#### [Task brief]
Find the string "点静电力做的功为" in the records. Copy every line it appears in.

* start *

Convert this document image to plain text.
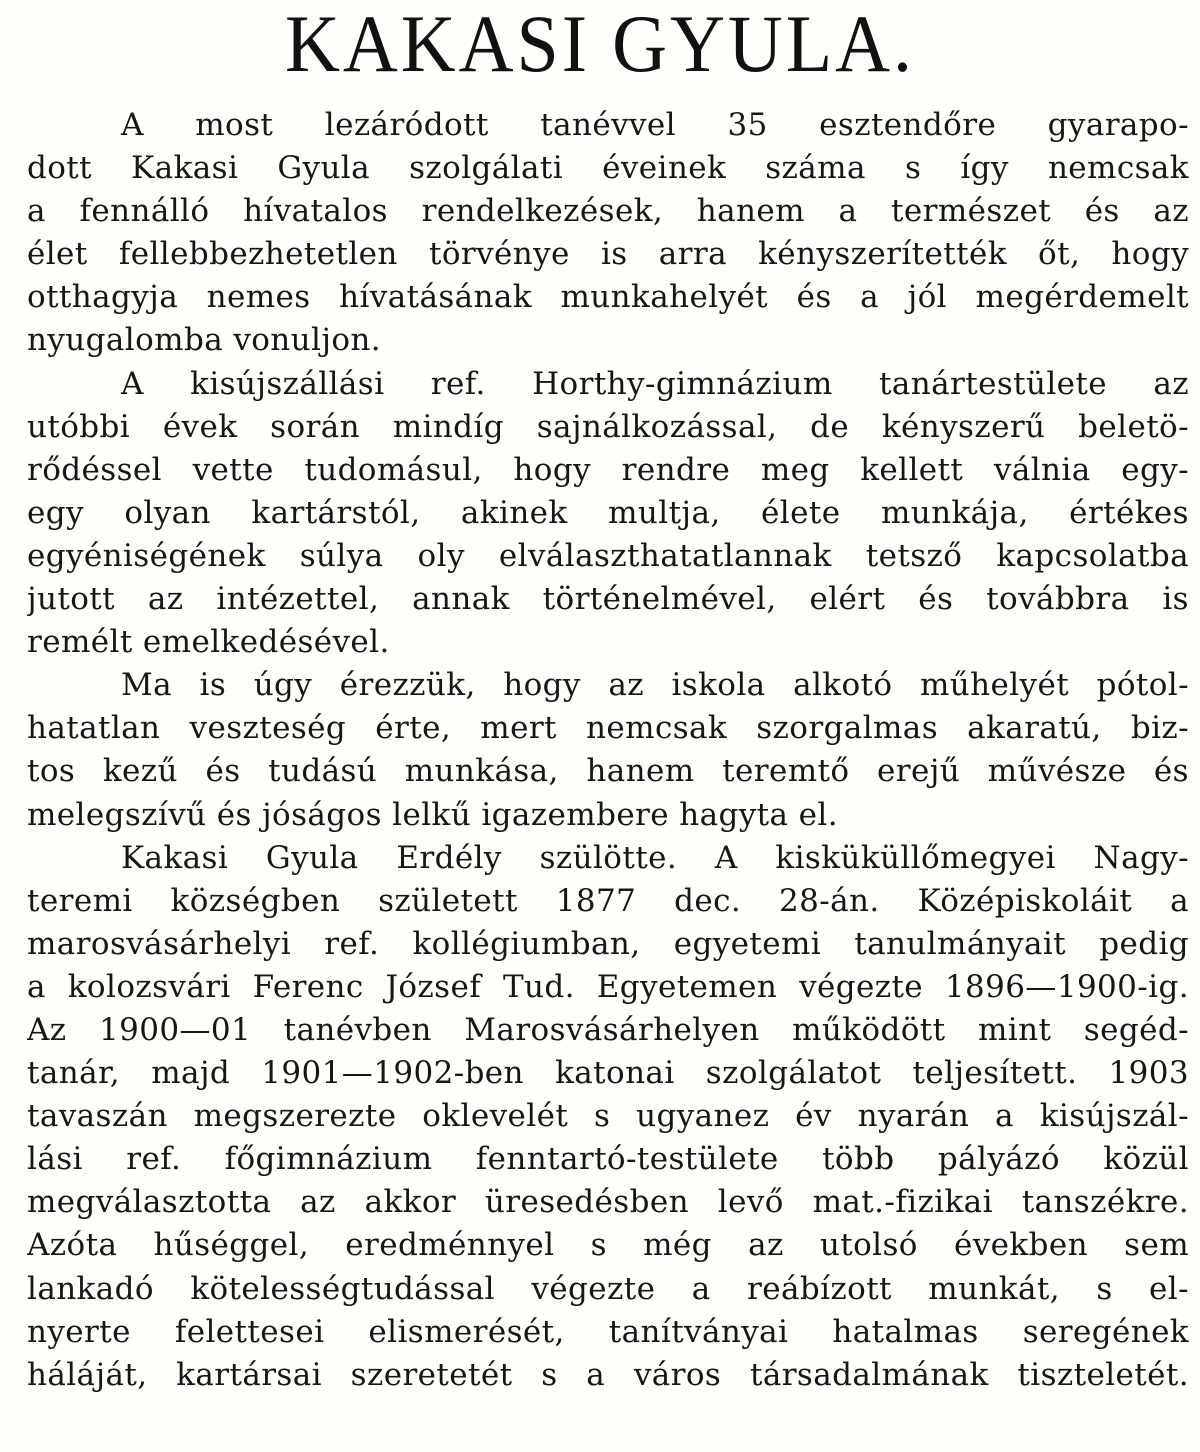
KAKASI GYULA.
A most lezáródott tanévvel 35 esztendőre gyarapo-
dott Kakasi Gyula szolgálati éveinek száma s így nemcsak
a fennálló hívatalos rendelkezések, hanem a természet és az
élet fellebbezhetetlen törvénye is arra kényszerítették őt, hogy
otthagyja nemes hívatásának munkahelyét és a jól megérdemelt
nyugalomba vonuljon.
A kisújszállási ref. Horthy-gimnázium tanártestülete az
utóbbi évek során mindíg sajnálkozással, de kényszerű beletö-
rődéssel vette tudomásul, hogy rendre meg kellett válnia egy-
egy olyan kartárstól, akinek multja, élete munkája, értékes
egyéniségének súlya oly elválaszthatatlannak tetsző kapcsolatba
jutott az intézettel, annak történelmével, elért és továbbra is
remélt emelkedésével.
Ma is úgy érezzük, hogy az iskola alkotó műhelyét pótol-
hatatlan veszteség érte, mert nemcsak szorgalmas akaratú, biz-
tos kezű és tudású munkása, hanem teremtő erejű művésze és
melegszívű és jóságos lelkű igazembere hagyta el.
Kakasi Gyula Erdély szülötte. A kisküküllőmegyei Nagy-
teremi községben született 1877 dec. 28-án. Középiskoláit a
marosvásárhelyi ref. kollégiumban, egyetemi tanulmányait pedig
a kolozsvári Ferenc József Tud. Egyetemen végezte 1896—1900-ig.
Az 1900—01 tanévben Marosvásárhelyen működött mint segéd-
tanár, majd 1901—1902-ben katonai szolgálatot teljesített. 1903
tavaszán megszerezte oklevelét s ugyanez év nyarán a kisújszál-
lási ref. főgimnázium fenntartó-testülete több pályázó közül
megválasztotta az akkor üresedésben levő mat.-fizikai tanszékre.
Azóta hűséggel, eredménnyel s még az utolsó években sem
lankadó kötelességtudással végezte a reábízott munkát, s el-
nyerte felettesei elismerését, tanítványai hatalmas seregének
háláját, kartársai szeretetét s a város társadalmának tiszteletét.
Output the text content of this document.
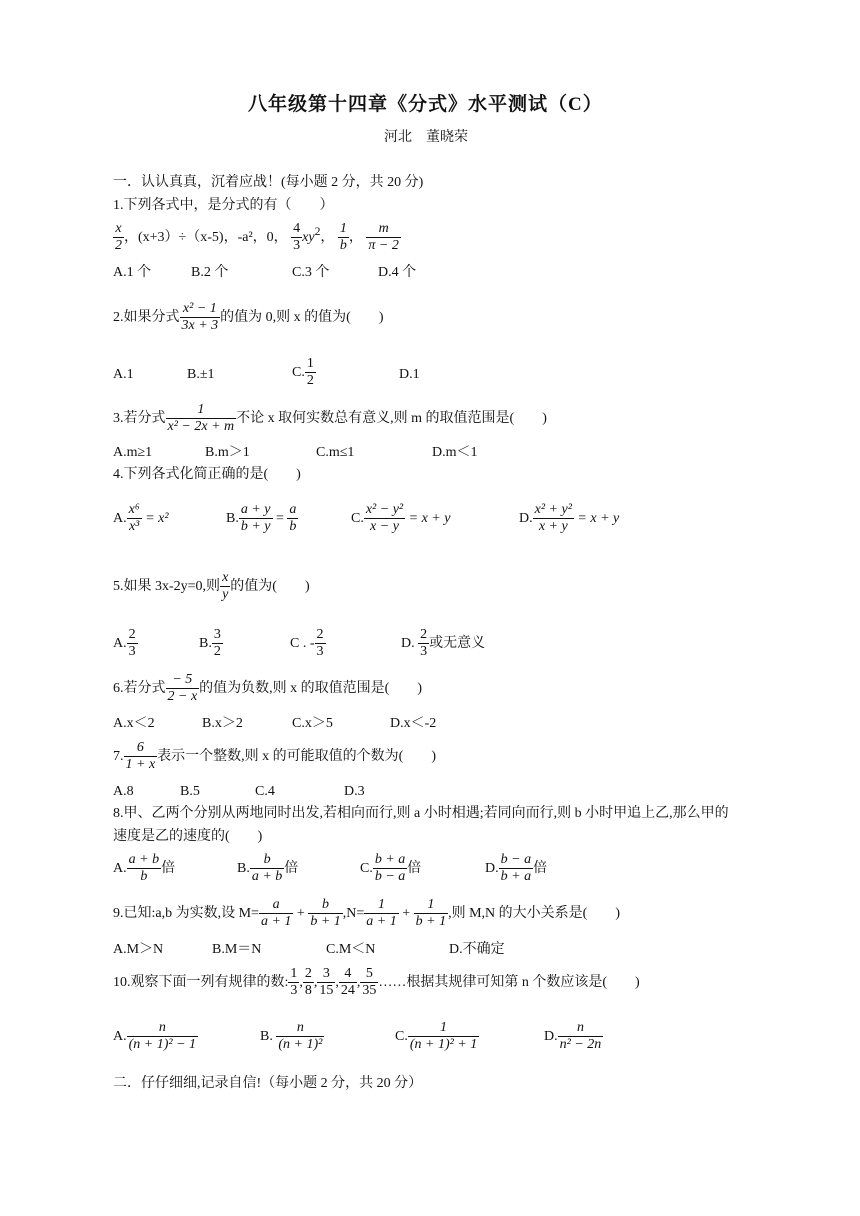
八年级第十四章《分式》水平测试（C）
河北　董晓荣
一．认认真真，沉着应战！(每小题 2 分，共 20 分)
1.下列各式中，是分式的有（　　）
$\frac{x}{2}$ ，(x+3）÷（x-5)，-a²，0， $\frac{4}{3} xy^2$， $\frac{1}{b}$ ， $\frac{m}{\pi - 2}$
A.1 个	B.2 个	C.3 个	D.4 个
2.如果分式 $\frac{\text{x² − 1}}{3x + 3}$ 的值为 0,则 x 的值为(　　)
A.1	B.±1	C. $\frac{1}{2}$	D.1
3.若分式 $\frac{1}{\text{x² − 2x + m}}$ 不论 x 取何实数总有意义,则 m 的取值范围是(　　)
A.m≥1	B.m＞1	C.m≤1	D.m＜1
4.下列各式化简正确的是(　　)
A. $\frac{\text{x⁶}}{\text{x³}} = x^2$	B. $\frac{a + y}{b + y} = \frac{a}{b}$	C. $\frac{\text{x² − y²}}{x - y} = x + y$	D. $\frac{\text{x² + y²}}{x + y} = x + y$
5.如果 3x-2y=0,则 $\frac{x}{y}$ 的值为(　　)
A. $\frac{2}{3}$	B. $\frac{3}{2}$	C . - $\frac{2}{3}$	D. $\frac{2}{3}$ 或无意义
6.若分式 $\frac{- 5}{2 - x}$ 的值为负数,则 x 的取值范围是(　　)
A.x＜2	B.x＞2	C.x＞5	D.x＜-2
7. $\frac{6}{1 + x}$ 表示一个整数,则 x 的可能取值的个数为(　　)
A.8	B.5	C.4	D.3
8.甲、乙两个分别从两地同时出发,若相向而行,则 a 小时相遇;若同向而行,则 b 小时甲追上乙,那么甲的
速度是乙的速度的(　　)
A. $\frac{a + b}{b}$ 倍	B. $\frac{b}{a + b}$ 倍	C. $\frac{b + a}{b - a}$ 倍	D. $\frac{b - a}{b + a}$ 倍
9.已知:a,b 为实数,设 $M= \frac{a}{a + 1} + \frac{b}{b + 1} ,N= \frac{1}{a + 1} + \frac{1}{b + 1}$ ,则 M,N 的大小关系是(　　)
A.M＞N	B.M＝N	C.M＜N	D.不确定
10.观察下面一列有规律的数: $\frac{1}{3}$ , $\frac{2}{8}$ , $\frac{3}{15}$ , $\frac{4}{24}$ , $\frac{5}{35}$ ……根据其规律可知第 n 个数应该是(　　)
A. $\frac{n}{\text{(n + 1)² − 1}}$	B. $\frac{n}{\text{(n + 1)²}}$	C. $\frac{1}{\text{(n + 1)² + 1}}$	D. $\frac{n}{\text{n² − 2n}}$
二．仔仔细细,记录自信!（每小题 2 分，共 20 分）
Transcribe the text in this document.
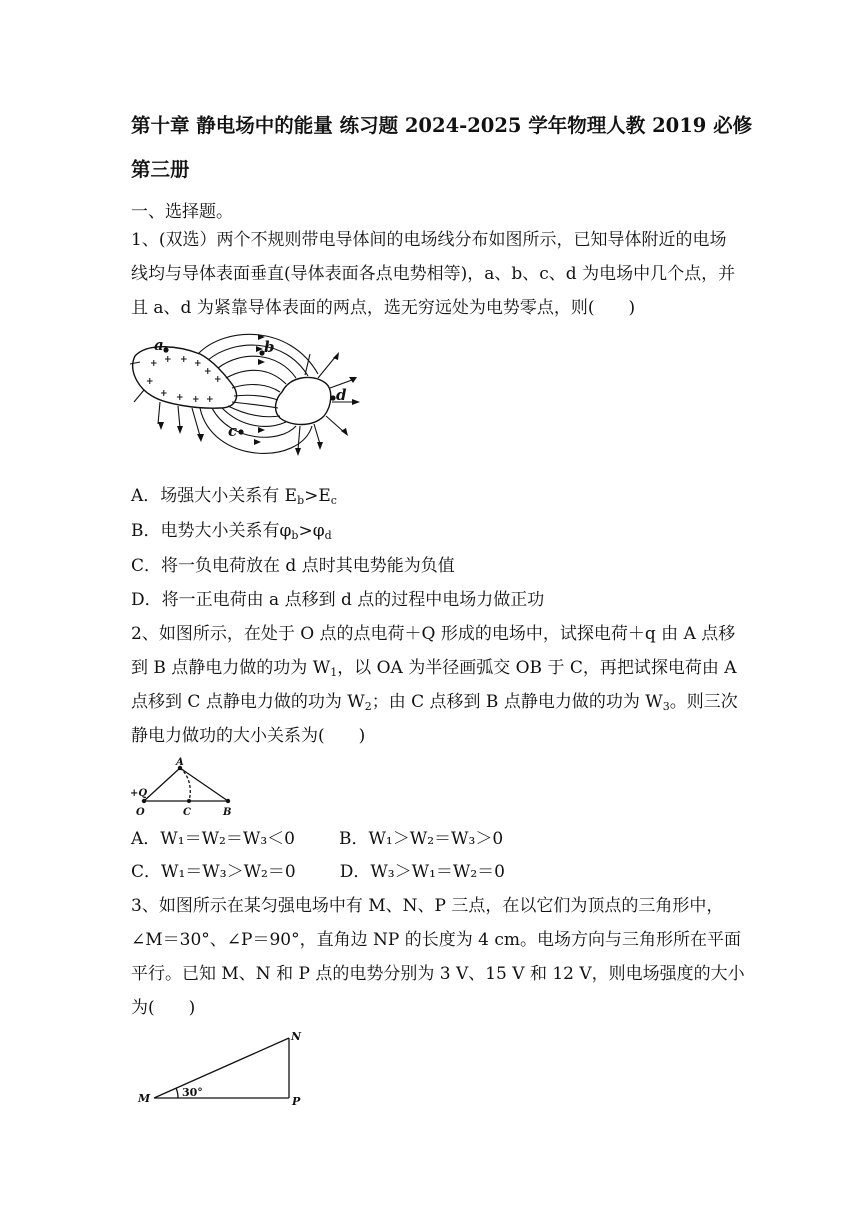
第十章 静电场中的能量 练习题 2024-2025 学年物理人教 2019 必修
第三册
一、选择题。
1、(双选）两个不规则带电导体间的电场线分布如图所示，已知导体附近的电场
线均与导体表面垂直(导体表面各点电势相等)，a、b、c、d 为电场中几个点，并
且 a、d 为紧靠导体表面的两点，选无穷远处为电势零点，则(　　)
+ + + +
+
+
+ + + +
+
a	b
c
d
A．场强大小关系有 $E_b>E_c$
B．电势大小关系有$\varphi_b>\varphi_d$
C．将一负电荷放在 d 点时其电势能为负值
D．将一正电荷由 a 点移到 d 点的过程中电场力做正功
2、如图所示，在处于 O 点的点电荷＋Q 形成的电场中，试探电荷＋q 由 A 点移
到 B 点静电力做的功为 $W_1$，以 OA 为半径画弧交 OB 于 C，再把试探电荷由 A
点移到 C 点静电力做的功为 $W_2$；由 C 点移到 B 点静电力做的功为 $W_3$。则三次
静电力做功的大小关系为(　　)
A
+Q
O	C	B
A．W₁＝W₂＝W₃＜0	B．W₁＞W₂＝W₃＞0
C．W₁＝W₃＞W₂＝0	D．W₃＞W₁＝W₂＝0
3、如图所示在某匀强电场中有 M、N、P 三点，在以它们为顶点的三角形中，
∠M＝30°、∠P＝90°，直角边 NP 的长度为 4 cm。电场方向与三角形所在平面
平行。已知 M、N 和 P 点的电势分别为 3 V、15 V 和 12 V，则电场强度的大小
为(　　)
N
M	P
30°
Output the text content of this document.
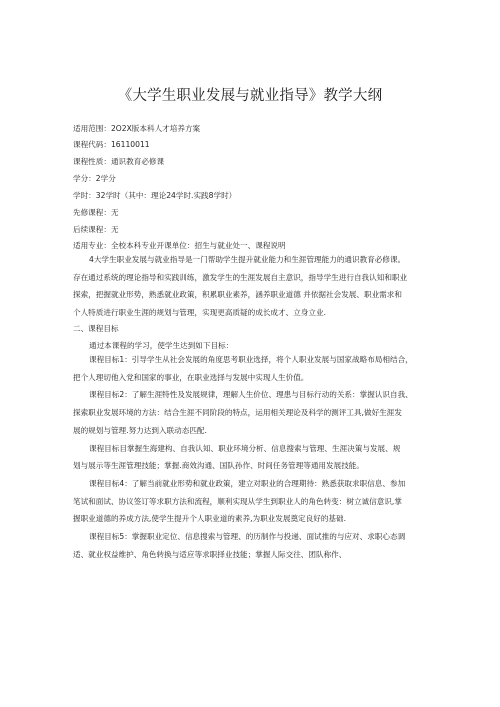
《大学生职业发展与就业指导》教学大纲
适用范围：2O2X版本科人才培养方案
课程代码：16110011
课程性质：通识教育必修课
学分：2学分
学时：32学时（其中：理论24学时.实践8学时）
先修课程：无
后续课程：无
适用专业：全校本科专业开课单位：招生与就业处一、课程说明
4大学生职业发展与就业指导是一门帮助学生提升就业能力和生涯管理能力的通识教育必修课。
存在通过系统的理论指导和实践训练，激发学生的生涯发展自主意识，指导学生进行自我认知和职业
探索，把握就业形势，熟悉就业政策，积累职业素养，涵养职业道德 并依据社会发展、职业需求和
个人特质进行职业生涯的规划与管理，实现更高质疑的成长成才、立身立业.
二、课程目标
通过本课程的学习，使学生达到如下目标：
课程目标1：引导学生从社会发展的角度思考职业选择，将个人职业发展与国家战略布局相结合，
把个人理切他入党和国家的事业，在职业选择与发展中实现人生价值。
课程目标2：了解生涯特性及发展规律，理解人生价位、理患与目标行动的关系：掌握认识自我、
探索职业发展环境的方法：结合生涯不同阶段的特点，运用相关理论及科学的测评工具,做好生涯发
展的规划与管理.努力达到入联动态匹配.
课程目标目掌握生海建构、自我认知、职业环境分析、信息搜索与管理、生涯决策与发展、规
划与展示等生涯管理技能；掌握.商效沟通、国队孙作、时间任务管理等通用发展技能。
课程目标4：了解当前就业形势和就业政策，建立对职业的合理期待：熟悉获取求职信息、参加
笔试和面试、协议签订等求职方法和流程，顺利实现从学生到职业人的角色转变：树立诚信意识,掌
握职业道德的养成方法,使学生提升个人职业道的素养,为职业发展奠定良好的基础.
课程目标5：掌握职业定位、信息搜索与管理、的历制作与投递、面试推的与应对、求职心态调
适、就业权益维护、角色转换与适应等求职择业技能；掌握人际交往、团队称作、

* end *

#### [Complete response]
到 B 点静电力做的功为 $W_1$，以 OA 为半径画弧交 OB 于 C，再把试探电荷由 A
点移到 C 点静电力做的功为 $W_2$；由 C 点移到 B 点静电力做的功为 $W_3$。则三次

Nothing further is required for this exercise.